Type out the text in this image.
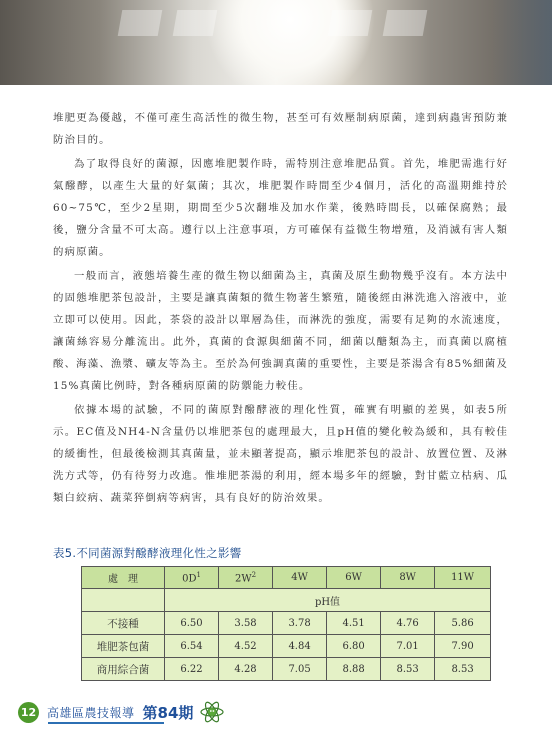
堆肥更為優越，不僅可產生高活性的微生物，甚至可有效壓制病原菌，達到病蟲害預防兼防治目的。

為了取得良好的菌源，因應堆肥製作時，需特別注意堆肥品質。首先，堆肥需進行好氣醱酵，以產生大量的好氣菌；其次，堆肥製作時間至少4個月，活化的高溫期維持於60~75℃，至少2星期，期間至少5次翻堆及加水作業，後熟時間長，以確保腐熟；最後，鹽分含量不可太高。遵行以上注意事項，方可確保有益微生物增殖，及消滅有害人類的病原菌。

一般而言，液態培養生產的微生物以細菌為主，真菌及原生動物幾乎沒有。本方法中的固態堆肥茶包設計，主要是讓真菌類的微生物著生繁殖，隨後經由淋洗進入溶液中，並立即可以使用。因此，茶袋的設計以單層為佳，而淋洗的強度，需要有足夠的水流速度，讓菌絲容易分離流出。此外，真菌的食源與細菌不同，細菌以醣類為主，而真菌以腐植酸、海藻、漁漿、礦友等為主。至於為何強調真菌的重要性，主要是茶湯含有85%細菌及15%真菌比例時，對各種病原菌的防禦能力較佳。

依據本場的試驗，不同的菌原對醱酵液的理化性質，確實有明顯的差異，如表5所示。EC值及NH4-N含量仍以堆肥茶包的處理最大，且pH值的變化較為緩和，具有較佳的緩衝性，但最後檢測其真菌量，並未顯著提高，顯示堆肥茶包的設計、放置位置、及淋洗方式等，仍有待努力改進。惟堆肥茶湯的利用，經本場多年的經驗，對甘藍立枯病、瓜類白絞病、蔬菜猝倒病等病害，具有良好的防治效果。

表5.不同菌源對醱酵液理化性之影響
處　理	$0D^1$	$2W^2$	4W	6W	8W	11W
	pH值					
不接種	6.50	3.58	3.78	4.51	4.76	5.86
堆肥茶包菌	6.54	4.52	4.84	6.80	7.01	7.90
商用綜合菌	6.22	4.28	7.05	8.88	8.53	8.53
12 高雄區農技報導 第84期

+++

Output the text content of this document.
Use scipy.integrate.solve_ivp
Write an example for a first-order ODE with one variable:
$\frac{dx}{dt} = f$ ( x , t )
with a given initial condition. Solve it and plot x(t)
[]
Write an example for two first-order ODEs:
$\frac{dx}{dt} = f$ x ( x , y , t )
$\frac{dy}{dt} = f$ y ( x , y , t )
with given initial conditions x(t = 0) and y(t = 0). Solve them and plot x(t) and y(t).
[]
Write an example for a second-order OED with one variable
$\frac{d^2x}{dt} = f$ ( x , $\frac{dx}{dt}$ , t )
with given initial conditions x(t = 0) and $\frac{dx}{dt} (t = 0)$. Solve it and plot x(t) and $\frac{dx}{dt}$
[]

+++

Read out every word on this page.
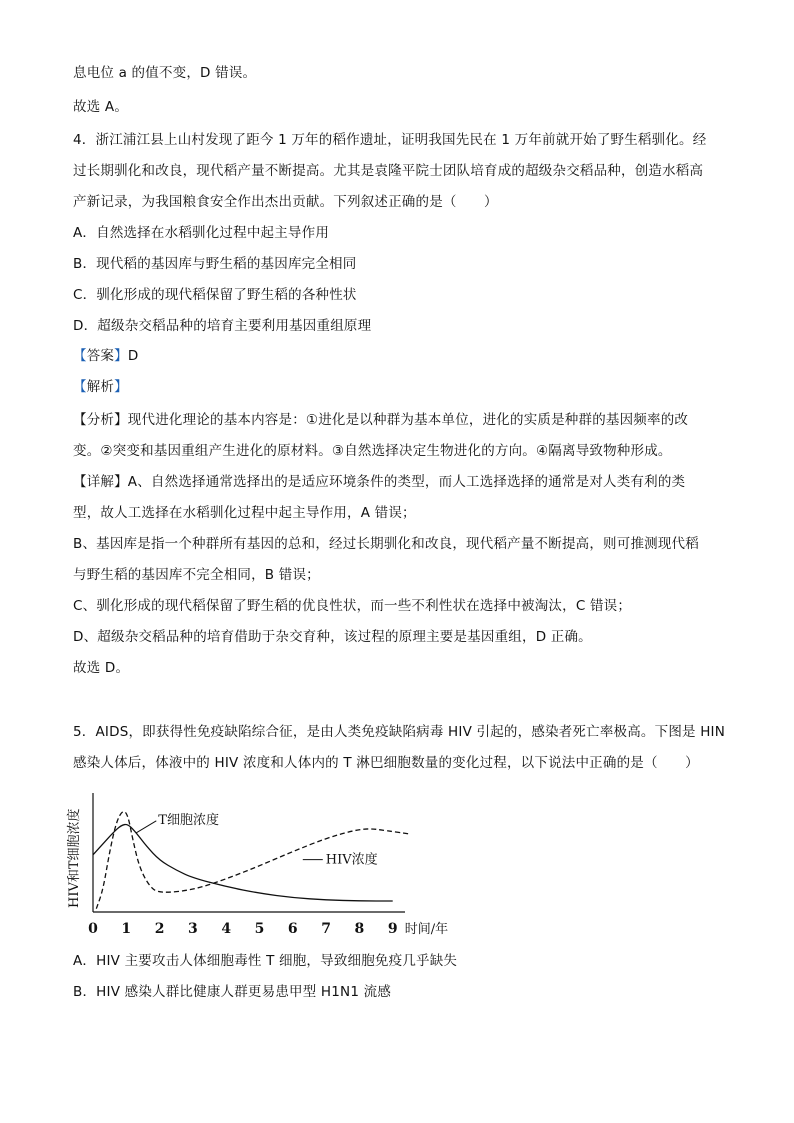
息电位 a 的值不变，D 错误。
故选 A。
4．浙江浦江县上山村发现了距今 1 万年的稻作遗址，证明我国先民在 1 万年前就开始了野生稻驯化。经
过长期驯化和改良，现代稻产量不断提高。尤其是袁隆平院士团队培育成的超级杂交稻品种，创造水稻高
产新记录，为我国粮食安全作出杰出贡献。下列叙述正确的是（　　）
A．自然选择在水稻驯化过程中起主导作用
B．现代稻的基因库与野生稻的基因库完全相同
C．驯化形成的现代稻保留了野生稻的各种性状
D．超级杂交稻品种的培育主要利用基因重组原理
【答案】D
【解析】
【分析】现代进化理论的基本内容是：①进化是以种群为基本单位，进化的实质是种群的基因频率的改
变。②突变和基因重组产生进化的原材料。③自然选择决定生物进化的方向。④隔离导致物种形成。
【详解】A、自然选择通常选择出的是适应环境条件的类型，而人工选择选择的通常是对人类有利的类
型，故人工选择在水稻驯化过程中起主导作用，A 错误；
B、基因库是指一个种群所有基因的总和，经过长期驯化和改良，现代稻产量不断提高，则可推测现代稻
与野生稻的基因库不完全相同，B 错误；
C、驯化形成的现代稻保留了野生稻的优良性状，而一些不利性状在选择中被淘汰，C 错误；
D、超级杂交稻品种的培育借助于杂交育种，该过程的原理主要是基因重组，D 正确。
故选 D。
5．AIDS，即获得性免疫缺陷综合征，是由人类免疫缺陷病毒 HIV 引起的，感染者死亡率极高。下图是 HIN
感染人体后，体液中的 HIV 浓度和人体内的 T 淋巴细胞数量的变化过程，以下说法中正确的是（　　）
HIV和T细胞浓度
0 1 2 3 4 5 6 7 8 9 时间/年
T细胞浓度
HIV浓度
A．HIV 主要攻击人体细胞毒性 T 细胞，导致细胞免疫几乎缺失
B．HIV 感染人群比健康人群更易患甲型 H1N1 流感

+++

(Requirements): Pull out each line holding the string "plot".

(Output for this exercise):
with a given initial condition. Solve it and plot x(t)
with given initial conditions x(t = 0) and y(t = 0). Solve them and plot x(t) and y(t).
with given initial conditions x(t = 0) and $\frac{dx}{dt} (t = 0)$. Solve it and plot x(t) and $\frac{dx}{dt}$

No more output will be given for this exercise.